··· DATA TO USE

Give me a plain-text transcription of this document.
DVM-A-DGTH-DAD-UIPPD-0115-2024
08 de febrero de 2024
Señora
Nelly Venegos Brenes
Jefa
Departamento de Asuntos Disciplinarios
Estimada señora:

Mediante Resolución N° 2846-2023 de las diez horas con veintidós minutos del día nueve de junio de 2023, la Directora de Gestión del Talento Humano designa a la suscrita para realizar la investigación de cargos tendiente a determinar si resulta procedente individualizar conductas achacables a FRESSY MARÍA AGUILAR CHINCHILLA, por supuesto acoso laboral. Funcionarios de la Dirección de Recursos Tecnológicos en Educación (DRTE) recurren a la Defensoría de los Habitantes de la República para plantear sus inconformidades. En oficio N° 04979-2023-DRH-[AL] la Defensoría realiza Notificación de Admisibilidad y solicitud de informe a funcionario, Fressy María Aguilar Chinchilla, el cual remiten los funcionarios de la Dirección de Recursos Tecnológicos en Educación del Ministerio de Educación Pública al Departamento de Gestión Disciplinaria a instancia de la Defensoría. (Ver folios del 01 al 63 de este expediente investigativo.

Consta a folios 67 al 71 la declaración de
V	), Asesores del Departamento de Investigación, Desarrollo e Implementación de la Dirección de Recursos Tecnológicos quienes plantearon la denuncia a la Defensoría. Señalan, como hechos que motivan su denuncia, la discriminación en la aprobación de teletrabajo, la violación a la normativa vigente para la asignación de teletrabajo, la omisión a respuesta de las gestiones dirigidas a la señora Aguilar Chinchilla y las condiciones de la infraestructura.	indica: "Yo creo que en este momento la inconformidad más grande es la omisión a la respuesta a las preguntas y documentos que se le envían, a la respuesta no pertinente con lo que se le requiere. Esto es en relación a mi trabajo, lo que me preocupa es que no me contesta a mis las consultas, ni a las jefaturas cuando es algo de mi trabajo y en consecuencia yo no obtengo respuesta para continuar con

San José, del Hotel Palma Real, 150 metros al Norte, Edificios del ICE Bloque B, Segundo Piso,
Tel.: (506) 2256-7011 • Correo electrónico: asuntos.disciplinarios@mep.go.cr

······

-- SHORT PROBLEM --
Go through the preceding material and copy each line that has the word "Defensoría".

-- RESPONSE TO THIS TASK --
Mediante Resolución N° 2846-2023 de las diez horas con veintidós minutos del día nueve de junio de 2023, la Directora de Gestión del Talento Humano designa a la suscrita para realizar la investigación de cargos tendiente a determinar si resulta procedente individualizar conductas achacables a FRESSY MARÍA AGUILAR CHINCHILLA, por supuesto acoso laboral. Funcionarios de la Dirección de Recursos Tecnológicos en Educación (DRTE) recurren a la Defensoría de los Habitantes de la República para plantear sus inconformidades. En oficio N° 04979-2023-DRH-[AL] la Defensoría realiza Notificación de Admisibilidad y solicitud de informe a funcionario, Fressy María Aguilar Chinchilla, el cual remiten los funcionarios de la Dirección de Recursos Tecnológicos en Educación del Ministerio de Educación Pública al Departamento de Gestión Disciplinaria a instancia de la Defensoría. (Ver folios del 01 al 63 de este expediente investigativo.
V	), Asesores del Departamento de Investigación, Desarrollo e Implementación de la Dirección de Recursos Tecnológicos quienes plantearon la denuncia a la Defensoría. Señalan, como hechos que motivan su denuncia, la discriminación en la aprobación de teletrabajo, la violación a la normativa vigente para la asignación de teletrabajo, la omisión a respuesta de las gestiones dirigidas a la señora Aguilar Chinchilla y las condiciones de la infraestructura.	indica: "Yo creo que en este momento la inconformidad más grande es la omisión a la respuesta a las preguntas y documentos que se le envían, a la respuesta no pertinente con lo que se le requiere. Esto es en relación a mi trabajo, lo que me preocupa es que no me contesta a mis las consultas, ni a las jefaturas cuando es algo de mi trabajo y en consecuencia yo no obtengo respuesta para continuar con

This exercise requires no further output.